=== Task brief ===
Below are the records; copy each line in them that holds the word "screenshot".

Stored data
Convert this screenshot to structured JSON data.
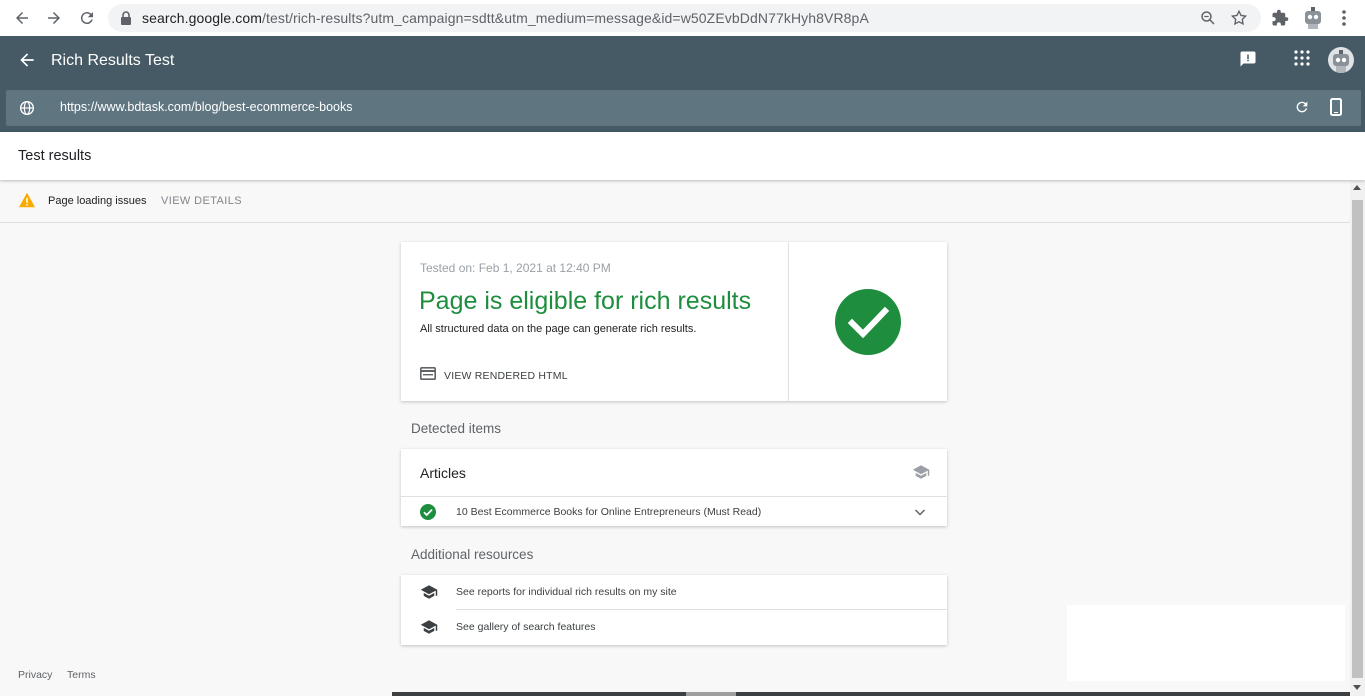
{
  "browser": {
    "url_host": "search.google.com",
    "url_path": "/test/rich-results?utm_campaign=sdtt&utm_medium=message&id=w50ZEvbDdN77kHyh8VR8pA",
    "icons": [
      "back-arrow-icon",
      "forward-arrow-icon",
      "reload-icon",
      "lock-icon",
      "zoom-icon",
      "star-icon",
      "extensions-icon",
      "profile-icon",
      "menu-icon"
    ]
  },
  "app": {
    "title": "Rich Results Test",
    "tested_url": "https://www.bdtask.com/blog/best-ecommerce-books",
    "header_color": "#455a64"
  },
  "results": {
    "header": "Test results",
    "warning_text": "Page loading issues",
    "warning_action": "VIEW DETAILS",
    "tested_on": "Tested on: Feb 1, 2021 at 12:40 PM",
    "status_title": "Page is eligible for rich results",
    "status_desc": "All structured data on the page can generate rich results.",
    "view_html": "VIEW RENDERED HTML",
    "status_color": "#1e8e3e"
  },
  "detected": {
    "label": "Detected items",
    "group_title": "Articles",
    "items": [
      {
        "text": "10 Best Ecommerce Books for Online Entrepreneurs (Must Read)"
      }
    ]
  },
  "resources": {
    "label": "Additional resources",
    "items": [
      {
        "text": "See reports for individual rich results on my site"
      },
      {
        "text": "See gallery of search features"
      }
    ]
  },
  "footer": {
    "privacy": "Privacy",
    "terms": "Terms"
  }
}
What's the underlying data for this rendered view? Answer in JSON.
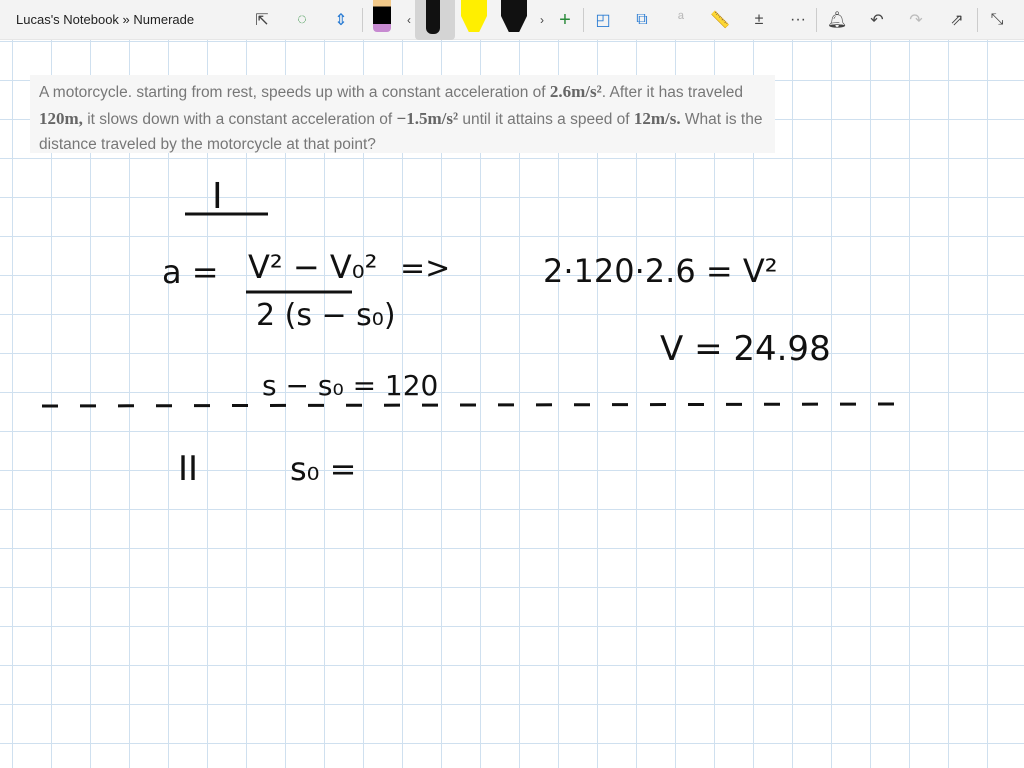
{
  "header": {
    "breadcrumb": "Lucas's Notebook » Numerade"
  },
  "toolbar": {
    "icons": [
      "text-select-icon",
      "lasso-add-icon",
      "insert-space-icon",
      "pen-icon",
      "highlighter-icon",
      "add-pen-icon",
      "shapes-icon",
      "ink-to-shape-icon",
      "ink-to-text-icon",
      "ruler-icon",
      "math-icon",
      "more-icon",
      "bell-icon",
      "undo-icon",
      "redo-icon",
      "share-icon",
      "collapse-icon"
    ],
    "more": "···"
  },
  "problem": {
    "p1": "A motorcycle. starting from rest, speeds up with a constant acceleration of ",
    "v1": "2.6m/s²",
    "p2": ". After it has traveled ",
    "v2": "120m,",
    "p3": " it slows down with a constant acceleration of ",
    "v3": "−1.5m/s²",
    "p4": " until it attains a speed of ",
    "v4": "12m/s.",
    "p5": " What is the distance traveled by the motorcycle at that point?"
  },
  "ink": {
    "part1": "I",
    "eq_lhs": "a =",
    "eq_num": "V² − V₀²",
    "eq_den": "2 (s − s₀)",
    "arrow": "=>",
    "calc": "2·120·2.6 = V²",
    "result": "V = 24.98",
    "delta": "s − s₀ = 120",
    "part2": "II",
    "s0": "s₀ ="
  }
}
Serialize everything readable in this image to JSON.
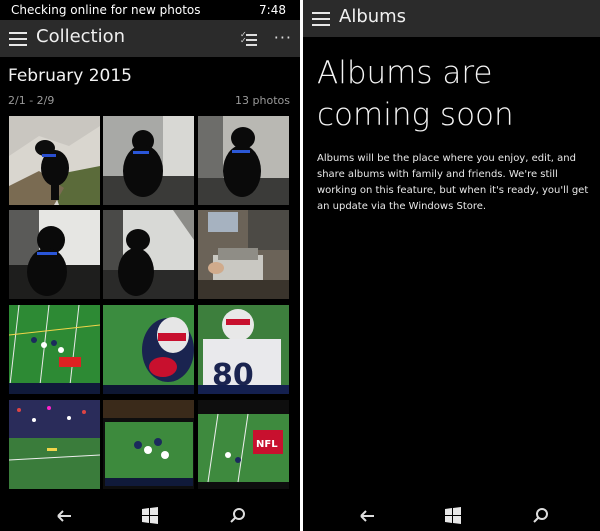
{
  "left": {
    "status": {
      "text": "Checking online for new photos",
      "time": "7:48"
    },
    "titlebar": {
      "title": "Collection",
      "menu_icon": "hamburger-icon",
      "select_icon": "multi-select-icon",
      "more_icon": "more-icon",
      "more_glyph": "···"
    },
    "section": {
      "month": "February 2015",
      "range": "2/1 - 2/9",
      "count": "13 photos"
    },
    "photos": [
      {
        "subject": "black dog sitting on snowy hillside"
      },
      {
        "subject": "black dog in car seat"
      },
      {
        "subject": "black dog in car seat"
      },
      {
        "subject": "black dog looking out car window"
      },
      {
        "subject": "black dog in car by window"
      },
      {
        "subject": "office desk with printer"
      },
      {
        "subject": "football game on TV, wide shot"
      },
      {
        "subject": "Patriots player closeup on TV"
      },
      {
        "subject": "Patriots player number 80 on TV"
      },
      {
        "subject": "stadium crowd on TV"
      },
      {
        "subject": "football players huddle on TV"
      },
      {
        "subject": "football field with NFL logo on TV"
      }
    ],
    "nav": {
      "back_icon": "back-arrow-icon",
      "start_icon": "windows-start-icon",
      "search_icon": "search-icon"
    }
  },
  "right": {
    "titlebar": {
      "title": "Albums",
      "menu_icon": "hamburger-icon"
    },
    "headline_lines": [
      "Albums are",
      "coming soon"
    ],
    "body_lines": [
      "Albums will be the place where you enjoy, edit, and",
      "share albums with family and friends. We're still",
      "working on this feature, but when it's ready, you'll get",
      "an update via the Windows Store."
    ],
    "nav": {
      "back_icon": "back-arrow-icon",
      "start_icon": "windows-start-icon",
      "search_icon": "search-icon"
    }
  }
}
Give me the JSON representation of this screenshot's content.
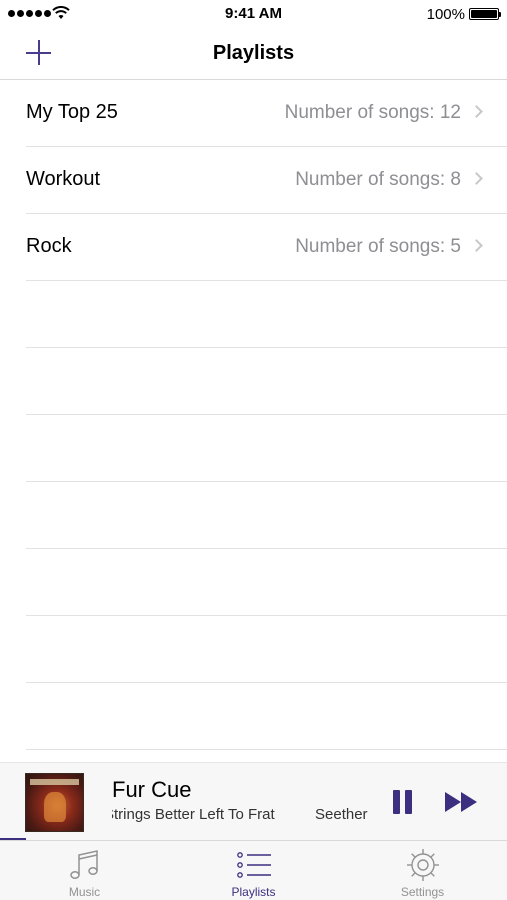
{
  "status_bar": {
    "time": "9:41 AM",
    "battery_percent": "100%"
  },
  "nav": {
    "title": "Playlists",
    "add_icon": "plus-icon"
  },
  "playlists": [
    {
      "title": "My Top 25",
      "detail": "Number of songs: 12"
    },
    {
      "title": "Workout",
      "detail": "Number of songs: 8"
    },
    {
      "title": "Rock",
      "detail": "Number of songs: 5"
    }
  ],
  "now_playing": {
    "title": "Fur Cue",
    "subtitle_album": "Strings Better Left To Frat",
    "subtitle_artist": "Seether",
    "pause_icon": "pause-icon",
    "forward_icon": "fast-forward-icon"
  },
  "tabs": [
    {
      "label": "Music",
      "icon": "music-note-icon",
      "active": false
    },
    {
      "label": "Playlists",
      "icon": "list-icon",
      "active": true
    },
    {
      "label": "Settings",
      "icon": "gear-icon",
      "active": false
    }
  ],
  "colors": {
    "accent": "#3c2f80",
    "secondary_text": "#8e8e93",
    "inactive_tab": "#929292"
  }
}
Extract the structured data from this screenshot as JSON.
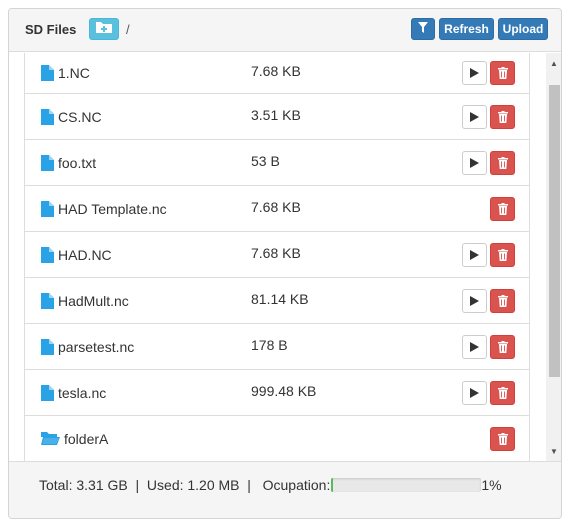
{
  "header": {
    "title": "SD Files",
    "path": "/",
    "refresh_label": "Refresh",
    "upload_label": "Upload"
  },
  "files": [
    {
      "name": "1.NC",
      "size": "7.68 KB",
      "type": "file",
      "playable": true
    },
    {
      "name": "CS.NC",
      "size": "3.51 KB",
      "type": "file",
      "playable": true
    },
    {
      "name": "foo.txt",
      "size": "53 B",
      "type": "file",
      "playable": true
    },
    {
      "name": "HAD Template.nc",
      "size": "7.68 KB",
      "type": "file",
      "playable": false
    },
    {
      "name": "HAD.NC",
      "size": "7.68 KB",
      "type": "file",
      "playable": true
    },
    {
      "name": "HadMult.nc",
      "size": "81.14 KB",
      "type": "file",
      "playable": true
    },
    {
      "name": "parsetest.nc",
      "size": "178 B",
      "type": "file",
      "playable": true
    },
    {
      "name": "tesla.nc",
      "size": "999.48 KB",
      "type": "file",
      "playable": true
    },
    {
      "name": "folderA",
      "size": "",
      "type": "folder",
      "playable": false
    }
  ],
  "footer": {
    "total": "Total: 3.31 GB",
    "used": "Used: 1.20 MB",
    "occupation_label": "Ocupation:",
    "occupation_percent": "1%",
    "occupation_value": 0.01
  },
  "colors": {
    "primary": "#337ab7",
    "info": "#5bc0de",
    "danger": "#d9534f",
    "file_icon": "#2aa3e6",
    "progress": "#5cb85c"
  }
}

=== Right answer ===
Convert this screenshot to structured JSON data.
Give me the JSON representation of this screenshot's content.
Extract the structured data from this screenshot as JSON.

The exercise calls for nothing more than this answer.